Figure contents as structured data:

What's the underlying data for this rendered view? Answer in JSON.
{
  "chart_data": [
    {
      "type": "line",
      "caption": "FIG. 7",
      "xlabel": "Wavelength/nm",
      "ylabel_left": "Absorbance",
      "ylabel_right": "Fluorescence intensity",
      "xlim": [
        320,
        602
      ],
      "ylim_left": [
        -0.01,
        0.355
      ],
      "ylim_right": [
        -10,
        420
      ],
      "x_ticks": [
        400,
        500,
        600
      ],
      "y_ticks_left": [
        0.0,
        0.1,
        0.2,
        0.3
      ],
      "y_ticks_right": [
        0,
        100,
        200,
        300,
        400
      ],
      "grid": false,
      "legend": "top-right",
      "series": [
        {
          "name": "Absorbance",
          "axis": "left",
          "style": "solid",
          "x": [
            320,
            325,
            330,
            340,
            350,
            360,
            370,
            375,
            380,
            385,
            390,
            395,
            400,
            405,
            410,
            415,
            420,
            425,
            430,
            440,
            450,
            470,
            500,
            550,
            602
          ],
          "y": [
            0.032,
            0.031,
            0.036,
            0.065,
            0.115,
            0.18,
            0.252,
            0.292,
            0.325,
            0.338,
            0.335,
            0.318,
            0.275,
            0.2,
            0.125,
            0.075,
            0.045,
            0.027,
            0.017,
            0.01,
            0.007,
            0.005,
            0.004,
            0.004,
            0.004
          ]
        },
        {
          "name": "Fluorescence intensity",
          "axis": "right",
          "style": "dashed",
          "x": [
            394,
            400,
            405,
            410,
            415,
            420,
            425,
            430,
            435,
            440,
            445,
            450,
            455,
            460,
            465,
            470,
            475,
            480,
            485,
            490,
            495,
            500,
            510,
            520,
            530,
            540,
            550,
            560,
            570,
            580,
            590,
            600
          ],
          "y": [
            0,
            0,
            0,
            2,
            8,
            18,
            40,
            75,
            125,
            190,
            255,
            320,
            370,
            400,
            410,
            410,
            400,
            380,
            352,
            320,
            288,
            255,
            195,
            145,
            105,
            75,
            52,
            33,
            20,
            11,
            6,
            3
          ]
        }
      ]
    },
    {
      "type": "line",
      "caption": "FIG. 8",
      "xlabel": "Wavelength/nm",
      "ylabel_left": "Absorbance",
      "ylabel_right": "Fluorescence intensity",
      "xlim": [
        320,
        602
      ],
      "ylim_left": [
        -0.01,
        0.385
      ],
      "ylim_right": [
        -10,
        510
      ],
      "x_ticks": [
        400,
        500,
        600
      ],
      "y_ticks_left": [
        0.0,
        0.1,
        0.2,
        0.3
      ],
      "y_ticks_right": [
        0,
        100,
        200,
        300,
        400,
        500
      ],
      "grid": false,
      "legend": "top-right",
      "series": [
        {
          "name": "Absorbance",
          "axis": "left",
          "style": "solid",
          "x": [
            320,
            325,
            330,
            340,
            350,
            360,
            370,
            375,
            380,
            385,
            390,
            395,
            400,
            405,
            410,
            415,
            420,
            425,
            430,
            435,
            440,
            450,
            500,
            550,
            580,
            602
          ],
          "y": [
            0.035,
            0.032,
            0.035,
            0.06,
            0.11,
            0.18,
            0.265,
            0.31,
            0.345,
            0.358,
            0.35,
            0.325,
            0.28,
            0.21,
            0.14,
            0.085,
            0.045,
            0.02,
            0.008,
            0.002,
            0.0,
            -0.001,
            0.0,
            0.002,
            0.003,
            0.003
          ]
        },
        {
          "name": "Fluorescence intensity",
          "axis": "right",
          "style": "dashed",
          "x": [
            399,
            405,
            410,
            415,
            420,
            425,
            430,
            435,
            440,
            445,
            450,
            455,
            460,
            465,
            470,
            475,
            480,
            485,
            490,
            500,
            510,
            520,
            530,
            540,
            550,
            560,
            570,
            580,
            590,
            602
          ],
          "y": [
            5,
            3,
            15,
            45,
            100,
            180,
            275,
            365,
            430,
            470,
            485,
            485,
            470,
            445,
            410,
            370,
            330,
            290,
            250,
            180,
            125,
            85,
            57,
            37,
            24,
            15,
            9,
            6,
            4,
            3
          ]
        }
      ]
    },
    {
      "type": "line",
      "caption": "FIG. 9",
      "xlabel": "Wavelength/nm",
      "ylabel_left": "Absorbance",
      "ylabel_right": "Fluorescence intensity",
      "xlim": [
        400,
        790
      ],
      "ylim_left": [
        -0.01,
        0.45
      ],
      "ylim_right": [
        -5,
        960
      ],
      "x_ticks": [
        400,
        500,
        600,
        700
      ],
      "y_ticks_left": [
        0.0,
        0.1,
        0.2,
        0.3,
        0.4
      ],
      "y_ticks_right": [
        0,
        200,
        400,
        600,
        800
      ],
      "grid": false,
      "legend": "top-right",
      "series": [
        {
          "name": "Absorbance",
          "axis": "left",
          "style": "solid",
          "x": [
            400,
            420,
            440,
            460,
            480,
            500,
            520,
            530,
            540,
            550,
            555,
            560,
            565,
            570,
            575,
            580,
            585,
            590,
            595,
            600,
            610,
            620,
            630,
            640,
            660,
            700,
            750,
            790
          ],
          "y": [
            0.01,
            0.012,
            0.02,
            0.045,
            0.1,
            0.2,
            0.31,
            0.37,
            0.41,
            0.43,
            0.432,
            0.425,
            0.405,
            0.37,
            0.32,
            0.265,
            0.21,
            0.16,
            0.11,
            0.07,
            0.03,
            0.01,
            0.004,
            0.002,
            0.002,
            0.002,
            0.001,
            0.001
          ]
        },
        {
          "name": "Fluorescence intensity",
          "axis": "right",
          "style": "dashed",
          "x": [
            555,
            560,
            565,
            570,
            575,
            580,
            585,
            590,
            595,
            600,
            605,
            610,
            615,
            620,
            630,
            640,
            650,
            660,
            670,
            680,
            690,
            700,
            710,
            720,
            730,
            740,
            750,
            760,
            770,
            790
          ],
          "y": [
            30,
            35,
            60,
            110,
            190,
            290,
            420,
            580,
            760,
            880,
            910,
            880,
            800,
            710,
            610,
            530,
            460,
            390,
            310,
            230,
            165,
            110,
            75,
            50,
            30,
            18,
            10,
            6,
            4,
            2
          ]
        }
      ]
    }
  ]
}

## DIRECTIONS
Search the records above for "caption". Copy each line where it is found.

## SOLVED PROBLEM
      "caption": "FIG. 7",
      "caption": "FIG. 8",
      "caption": "FIG. 9",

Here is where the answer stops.